(Records from a dataset)
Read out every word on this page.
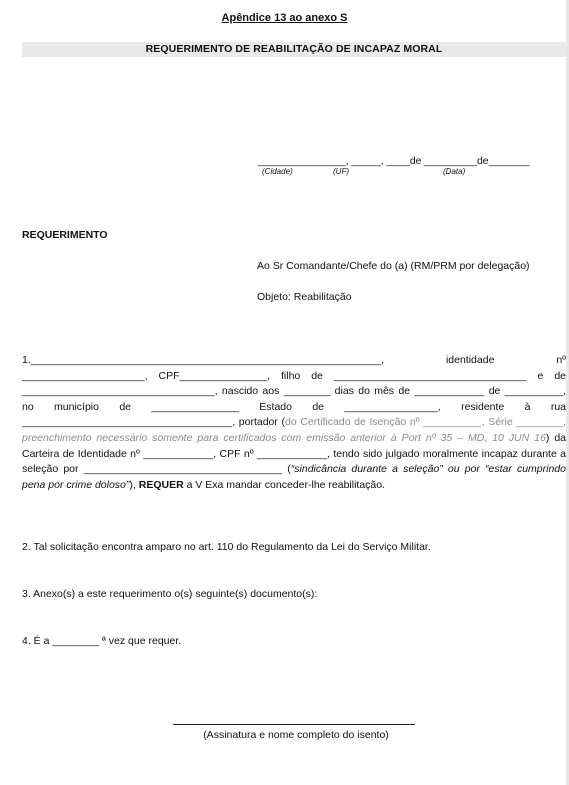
Apêndice 13 ao anexo S
REQUERIMENTO DE REABILITAÇÃO DE INCAPAZ MORAL
_______________, _____, ____de _________de_______
(Cidade)	(UF)	(Data)
REQUERIMENTO
Ao Sr Comandante/Chefe do (a) (RM/PRM por delegação)
Objeto: Reabilitação
1.____________________________________________________________, identidade nº _____________________, CPF_______________, filho de _________________________________ e de _________________________________, nascido aos ________ dias do mês de ____________ de __________, no município de _______________ Estado de ________________, residente à rua ____________________________________, portador (do Certificado de Isenção nº __________, Série ________, preenchimento necessário somente para certificados com emissão anterior à Port nº 35 – MD, 10 JUN 16) da Carteira de Identidade nº ____________, CPF nº ____________, tendo sido julgado moralmente incapaz durante a seleção por __________________________________ (“sindicância durante a seleção” ou por “estar cumprindo pena por crime doloso”), REQUER a V Exa mandar conceder-lhe reabilitação.
2. Tal solicitação encontra amparo no art. 110 do Regulamento da Lei do Serviço Militar.
3. Anexo(s) a este requerimento o(s) seguinte(s) documento(s):
4. É a ________ ª vez que requer.
(Assinatura e nome completo do isento)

** Task objective **
Take the records above and transcribe them exactly, dropping every picture.

** Answer to this problem **
Read out every word on this page.
Apêndice 13 ao anexo S
REQUERIMENTO DE REABILITAÇÃO DE INCAPAZ MORAL
_______________, _____, ____de _________de_______
(Cidade)	(UF)	(Data)
REQUERIMENTO
Ao Sr Comandante/Chefe do (a) (RM/PRM por delegação)
Objeto: Reabilitação
1.____________________________________________________________, identidade nº _____________________, CPF_______________, filho de _________________________________ e de _________________________________, nascido aos ________ dias do mês de ____________ de __________, no município de _______________ Estado de ________________, residente à rua ____________________________________, portador (do Certificado de Isenção nº __________, Série ________, preenchimento necessário somente para certificados com emissão anterior à Port nº 35 – MD, 10 JUN 16) da Carteira de Identidade nº ____________, CPF nº ____________, tendo sido julgado moralmente incapaz durante a seleção por __________________________________ (“sindicância durante a seleção” ou por “estar cumprindo pena por crime doloso”), REQUER a V Exa mandar conceder-lhe reabilitação.
2. Tal solicitação encontra amparo no art. 110 do Regulamento da Lei do Serviço Militar.
3. Anexo(s) a este requerimento o(s) seguinte(s) documento(s):
4. É a ________ ª vez que requer.
(Assinatura e nome completo do isento)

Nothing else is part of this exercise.